* [Work to complete]
Extract each line from the entries below that has the string "threshold" in it.

▽

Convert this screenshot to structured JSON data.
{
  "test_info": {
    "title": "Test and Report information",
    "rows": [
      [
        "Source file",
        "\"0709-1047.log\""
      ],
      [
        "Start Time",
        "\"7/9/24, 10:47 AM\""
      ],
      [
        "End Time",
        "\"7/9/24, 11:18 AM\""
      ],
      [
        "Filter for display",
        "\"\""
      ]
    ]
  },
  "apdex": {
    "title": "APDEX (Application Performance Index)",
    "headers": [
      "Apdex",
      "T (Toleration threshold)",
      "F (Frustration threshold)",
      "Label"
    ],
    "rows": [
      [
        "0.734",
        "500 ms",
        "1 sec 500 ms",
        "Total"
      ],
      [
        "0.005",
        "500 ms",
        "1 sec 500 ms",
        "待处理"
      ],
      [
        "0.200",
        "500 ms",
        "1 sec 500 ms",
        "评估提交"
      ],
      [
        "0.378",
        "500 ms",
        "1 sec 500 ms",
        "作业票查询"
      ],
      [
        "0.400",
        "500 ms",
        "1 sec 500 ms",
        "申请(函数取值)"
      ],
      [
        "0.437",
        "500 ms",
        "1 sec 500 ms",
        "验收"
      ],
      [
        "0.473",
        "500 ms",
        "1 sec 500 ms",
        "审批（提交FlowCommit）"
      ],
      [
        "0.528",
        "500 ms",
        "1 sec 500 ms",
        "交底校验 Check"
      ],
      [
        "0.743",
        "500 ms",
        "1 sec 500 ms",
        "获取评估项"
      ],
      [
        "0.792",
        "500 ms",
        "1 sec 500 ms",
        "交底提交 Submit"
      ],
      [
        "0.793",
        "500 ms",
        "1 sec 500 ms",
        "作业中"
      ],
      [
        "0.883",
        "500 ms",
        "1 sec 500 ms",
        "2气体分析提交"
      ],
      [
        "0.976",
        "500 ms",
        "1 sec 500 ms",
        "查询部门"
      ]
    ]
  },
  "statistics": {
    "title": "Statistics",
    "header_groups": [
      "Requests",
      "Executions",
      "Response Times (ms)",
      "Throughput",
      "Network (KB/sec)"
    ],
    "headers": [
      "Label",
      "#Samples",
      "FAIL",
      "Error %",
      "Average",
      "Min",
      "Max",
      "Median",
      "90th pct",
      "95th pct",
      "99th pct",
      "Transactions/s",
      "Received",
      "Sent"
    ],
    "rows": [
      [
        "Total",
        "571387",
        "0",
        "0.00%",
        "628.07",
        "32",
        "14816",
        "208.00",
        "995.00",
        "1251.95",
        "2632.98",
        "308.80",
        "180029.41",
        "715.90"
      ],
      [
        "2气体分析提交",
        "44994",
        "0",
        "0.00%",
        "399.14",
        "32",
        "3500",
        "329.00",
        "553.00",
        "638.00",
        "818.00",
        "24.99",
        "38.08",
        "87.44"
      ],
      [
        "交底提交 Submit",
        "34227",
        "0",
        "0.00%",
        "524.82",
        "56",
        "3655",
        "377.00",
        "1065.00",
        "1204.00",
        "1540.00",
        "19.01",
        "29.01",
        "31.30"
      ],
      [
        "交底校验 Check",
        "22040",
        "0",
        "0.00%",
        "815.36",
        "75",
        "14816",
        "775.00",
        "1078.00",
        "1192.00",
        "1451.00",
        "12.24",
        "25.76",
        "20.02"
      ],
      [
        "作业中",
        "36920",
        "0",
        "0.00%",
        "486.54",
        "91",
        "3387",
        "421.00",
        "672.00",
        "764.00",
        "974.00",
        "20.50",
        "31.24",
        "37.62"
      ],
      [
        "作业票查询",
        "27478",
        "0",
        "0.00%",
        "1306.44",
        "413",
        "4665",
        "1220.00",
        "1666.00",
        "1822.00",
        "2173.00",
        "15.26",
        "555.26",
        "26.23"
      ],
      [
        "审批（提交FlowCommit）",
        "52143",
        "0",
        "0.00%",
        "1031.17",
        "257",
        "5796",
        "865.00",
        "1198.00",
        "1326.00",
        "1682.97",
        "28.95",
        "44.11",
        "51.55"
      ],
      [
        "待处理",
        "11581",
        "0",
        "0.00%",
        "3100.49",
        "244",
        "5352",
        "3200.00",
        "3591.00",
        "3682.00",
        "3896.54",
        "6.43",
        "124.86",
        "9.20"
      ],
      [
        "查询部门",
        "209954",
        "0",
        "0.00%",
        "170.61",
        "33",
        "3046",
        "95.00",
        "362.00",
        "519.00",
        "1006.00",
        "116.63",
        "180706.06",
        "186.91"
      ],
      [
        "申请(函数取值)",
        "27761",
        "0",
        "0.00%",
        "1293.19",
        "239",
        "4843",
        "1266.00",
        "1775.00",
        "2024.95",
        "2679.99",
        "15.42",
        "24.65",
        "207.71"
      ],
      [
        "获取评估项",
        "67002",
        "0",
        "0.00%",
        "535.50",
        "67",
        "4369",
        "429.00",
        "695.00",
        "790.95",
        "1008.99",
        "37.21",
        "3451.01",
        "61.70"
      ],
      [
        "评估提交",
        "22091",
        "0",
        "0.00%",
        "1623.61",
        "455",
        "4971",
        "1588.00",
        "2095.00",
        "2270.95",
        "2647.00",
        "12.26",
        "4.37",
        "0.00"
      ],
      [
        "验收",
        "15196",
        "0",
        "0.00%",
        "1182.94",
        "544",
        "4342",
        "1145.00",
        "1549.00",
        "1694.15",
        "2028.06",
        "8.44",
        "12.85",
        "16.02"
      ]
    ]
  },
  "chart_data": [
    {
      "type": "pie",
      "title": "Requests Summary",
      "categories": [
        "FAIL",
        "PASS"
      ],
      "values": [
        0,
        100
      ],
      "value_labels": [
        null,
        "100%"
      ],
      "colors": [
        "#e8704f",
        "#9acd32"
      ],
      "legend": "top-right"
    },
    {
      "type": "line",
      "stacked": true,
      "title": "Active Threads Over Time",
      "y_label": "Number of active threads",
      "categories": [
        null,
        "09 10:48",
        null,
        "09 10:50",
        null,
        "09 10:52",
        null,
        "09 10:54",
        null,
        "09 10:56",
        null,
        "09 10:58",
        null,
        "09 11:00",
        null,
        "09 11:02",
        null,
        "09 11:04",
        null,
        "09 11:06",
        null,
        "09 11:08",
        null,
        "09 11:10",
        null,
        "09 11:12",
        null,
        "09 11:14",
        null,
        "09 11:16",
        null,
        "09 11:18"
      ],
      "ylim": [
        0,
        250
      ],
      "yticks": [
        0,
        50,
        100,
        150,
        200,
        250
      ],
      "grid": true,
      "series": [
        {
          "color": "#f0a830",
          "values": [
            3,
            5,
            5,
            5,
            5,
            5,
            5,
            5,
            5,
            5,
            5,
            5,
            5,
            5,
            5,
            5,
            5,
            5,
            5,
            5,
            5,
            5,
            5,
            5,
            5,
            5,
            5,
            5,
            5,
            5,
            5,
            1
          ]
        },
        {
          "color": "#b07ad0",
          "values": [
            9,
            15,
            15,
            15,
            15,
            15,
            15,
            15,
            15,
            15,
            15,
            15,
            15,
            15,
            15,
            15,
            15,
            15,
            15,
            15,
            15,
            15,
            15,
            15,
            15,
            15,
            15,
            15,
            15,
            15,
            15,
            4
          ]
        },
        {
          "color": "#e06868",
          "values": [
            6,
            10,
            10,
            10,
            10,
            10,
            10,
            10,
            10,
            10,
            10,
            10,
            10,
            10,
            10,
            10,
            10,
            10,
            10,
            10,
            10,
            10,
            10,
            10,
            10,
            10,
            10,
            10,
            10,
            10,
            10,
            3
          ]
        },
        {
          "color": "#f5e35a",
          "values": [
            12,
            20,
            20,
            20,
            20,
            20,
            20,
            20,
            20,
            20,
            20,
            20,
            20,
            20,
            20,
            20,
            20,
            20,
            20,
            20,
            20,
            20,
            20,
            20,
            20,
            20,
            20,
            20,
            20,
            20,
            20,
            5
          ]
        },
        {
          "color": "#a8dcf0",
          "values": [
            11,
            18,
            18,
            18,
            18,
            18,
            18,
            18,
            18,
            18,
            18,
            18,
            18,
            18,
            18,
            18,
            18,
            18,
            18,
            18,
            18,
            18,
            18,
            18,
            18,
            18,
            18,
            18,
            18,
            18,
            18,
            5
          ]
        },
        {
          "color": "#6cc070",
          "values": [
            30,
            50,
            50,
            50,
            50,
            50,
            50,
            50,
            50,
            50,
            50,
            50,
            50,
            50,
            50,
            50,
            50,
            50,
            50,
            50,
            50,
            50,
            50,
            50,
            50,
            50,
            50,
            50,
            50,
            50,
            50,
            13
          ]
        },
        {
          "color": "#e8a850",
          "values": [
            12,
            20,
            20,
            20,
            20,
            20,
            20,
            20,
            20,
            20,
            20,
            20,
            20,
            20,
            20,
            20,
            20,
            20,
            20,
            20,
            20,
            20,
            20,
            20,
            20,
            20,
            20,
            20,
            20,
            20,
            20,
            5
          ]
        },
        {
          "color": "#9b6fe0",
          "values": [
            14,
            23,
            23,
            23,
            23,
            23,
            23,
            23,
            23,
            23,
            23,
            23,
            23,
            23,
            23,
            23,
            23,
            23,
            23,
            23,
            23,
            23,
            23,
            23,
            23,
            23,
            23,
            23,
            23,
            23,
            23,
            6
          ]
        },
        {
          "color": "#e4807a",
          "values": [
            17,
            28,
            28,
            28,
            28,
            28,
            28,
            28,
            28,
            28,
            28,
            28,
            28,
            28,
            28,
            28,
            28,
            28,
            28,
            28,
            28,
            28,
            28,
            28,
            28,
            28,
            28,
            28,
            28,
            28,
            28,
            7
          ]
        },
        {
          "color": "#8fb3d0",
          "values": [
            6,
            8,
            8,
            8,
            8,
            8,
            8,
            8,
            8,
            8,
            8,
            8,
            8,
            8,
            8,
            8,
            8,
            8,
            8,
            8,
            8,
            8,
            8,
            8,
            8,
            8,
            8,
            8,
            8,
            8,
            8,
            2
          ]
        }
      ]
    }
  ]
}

△

* [Solution to this problem]
      "T (Toleration threshold)",
      "F (Frustration threshold)",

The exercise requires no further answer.